_Vorliegender Text_
※

Parlamentarischer Staatssekretär Hermann Kues stellte fest, dass die Basis jeglicher Wertediskussion das Grundgesetz sei, das mit seinem verbindlichen Wertekanon zeige, dass die Politik durchaus bei der Ausgestaltung von Werten einen Platz habe und dies nicht allein religiösen und weltanschaulichen Gruppen überlassen werden könne. Er betonte, dass der Wertekanon des Grundgesetzes die Basis darstelle, auf der sich alle treffen könnten, eine Basis, die auch nur begrenzt verhandelbar sei. Er stellte fest, dass Wertediskussionen der Beliebigkeit und Gleichgültigkeit entgegenwirkten. Er sieht es als besondere Aufgabe der Politik, die Werte des Grundgesetzes immer wieder zu übersetzen und zu vermitteln, denn Menschen müssten immer wieder aufs Neue für diese Werte gewonnen werden. Er bemerkte außerdem, dass jedem Kind vermittelt werden müsse, dass es wertvoll ist, so wie es ist, mit all seinen Talenten, Schwächen und Besonderheiten.Podiumsdiskussion Auf die Problematik der Erziehung von muslimischen Mädchen angesprochen, betonte Köhler die Wichtigkeit des permanenten Dialogs in diesen schwierigen interkulturellen Fragen, die mit dem Vertrauensverhältnis zwischen Schule und Elternhaus stehe oder falle. Die Diskussion gipfelte in der Frage, wie man die eigenen Werte bewahren und trotzdem auf Mitbürger/innen mit unterschiedlichen Wertvorstellungen zugehen könne. Meyer und Frank gaben dabei zu bedenken, dass die jüdisch-christlichen Grundlagen der Werte in Deutschland nicht zu verleugnen seien und jeder derartige Versuch nicht nur unredlich, sondern auch von vornherein zum Scheitern verurteilt sei. Helga Krüger hielt dagegen das Beispiel Kanadas, ein Land, das bewusst jegliche religiöse Symbolik in seinen öffentlichen Einrichtungen ablehne und sich strikte religiöse Unparteilichkeit als Staatsprinzip auferlege. Köhler bezeichnete Kindergärten und Schulen als Orte, wo Toleranz eingeübt werde; seiner Auffassung nach müssten Kinder frühzeitig lernen, mit anderen Kulturen und Wertvorstellungen umzugehen.
Von Meyer wurde der Begriff der „ethischen Allianzen“ in die Diskussion eingebracht, der es ermögliche, sich über religiöse und weltanschauliche Grenzen hinweg auf Grundwerte zu einigen, die allen Beteiligten wichtig sind. Meyer gab auch zu bedenken, dass Werte immer in ihrem spezifischen Kontext gesehen werden müssten, da man nicht vergessen sollte, dass mit isoliert gesehenen Werten außerhalb eines moralischen Kontextes, wie z. B. Disziplin und Ordnung, auch ein Konzentrationslager betrieben werden könne.

※

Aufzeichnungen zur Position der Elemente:
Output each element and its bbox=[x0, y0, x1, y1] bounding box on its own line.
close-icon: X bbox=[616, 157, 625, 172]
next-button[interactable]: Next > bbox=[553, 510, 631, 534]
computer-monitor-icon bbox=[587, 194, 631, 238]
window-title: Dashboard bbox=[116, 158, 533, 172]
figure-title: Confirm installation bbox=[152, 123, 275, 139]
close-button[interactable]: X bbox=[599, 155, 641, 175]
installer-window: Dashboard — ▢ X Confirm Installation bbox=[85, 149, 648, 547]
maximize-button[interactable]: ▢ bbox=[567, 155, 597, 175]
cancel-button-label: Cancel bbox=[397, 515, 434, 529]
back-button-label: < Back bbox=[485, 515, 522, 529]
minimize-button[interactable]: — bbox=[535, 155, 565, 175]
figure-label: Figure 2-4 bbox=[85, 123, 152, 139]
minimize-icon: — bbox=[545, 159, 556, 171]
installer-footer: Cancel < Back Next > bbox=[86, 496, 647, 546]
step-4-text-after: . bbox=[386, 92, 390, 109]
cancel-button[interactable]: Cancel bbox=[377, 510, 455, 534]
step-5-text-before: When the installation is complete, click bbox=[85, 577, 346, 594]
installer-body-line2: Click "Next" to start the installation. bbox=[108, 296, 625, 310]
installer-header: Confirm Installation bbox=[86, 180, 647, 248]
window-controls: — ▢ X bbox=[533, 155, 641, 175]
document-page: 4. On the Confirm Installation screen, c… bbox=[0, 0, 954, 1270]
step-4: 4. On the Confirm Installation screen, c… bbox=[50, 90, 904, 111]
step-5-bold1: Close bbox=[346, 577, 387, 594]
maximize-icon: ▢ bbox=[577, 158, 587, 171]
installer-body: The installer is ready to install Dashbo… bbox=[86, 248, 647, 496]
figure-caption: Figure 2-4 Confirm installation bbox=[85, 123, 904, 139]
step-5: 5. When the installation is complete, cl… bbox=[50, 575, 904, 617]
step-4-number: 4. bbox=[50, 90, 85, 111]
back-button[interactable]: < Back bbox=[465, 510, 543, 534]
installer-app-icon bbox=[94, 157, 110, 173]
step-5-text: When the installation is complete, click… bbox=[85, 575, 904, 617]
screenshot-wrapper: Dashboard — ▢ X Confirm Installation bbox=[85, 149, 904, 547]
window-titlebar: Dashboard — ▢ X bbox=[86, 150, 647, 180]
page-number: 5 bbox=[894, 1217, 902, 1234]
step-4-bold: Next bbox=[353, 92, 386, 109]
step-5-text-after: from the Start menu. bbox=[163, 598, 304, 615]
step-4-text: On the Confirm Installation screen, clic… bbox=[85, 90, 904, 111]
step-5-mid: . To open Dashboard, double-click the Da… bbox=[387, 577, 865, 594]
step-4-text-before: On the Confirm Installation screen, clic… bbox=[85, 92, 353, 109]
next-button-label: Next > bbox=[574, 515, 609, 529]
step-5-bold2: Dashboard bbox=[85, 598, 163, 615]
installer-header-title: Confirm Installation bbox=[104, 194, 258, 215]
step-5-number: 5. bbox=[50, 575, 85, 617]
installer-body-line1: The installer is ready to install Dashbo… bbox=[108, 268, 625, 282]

※

_Aufgabenstellung_
Beantworten Sie bitte anhand des Berichts über die Wertediskussion oben diese Fragen:
1. Was ist laut Hermann Kues die Basis jeglicher Wertediskussion?
2. Welches Land hielt Helga Krüger als Beispiel entgegen?
3. Welchen Begriff brachte Meyer in die Diskussion ein?

_Lösung_
1. Das Grundgesetz.
2. Kanada.
3. Den Begriff der „ethischen Allianzen“.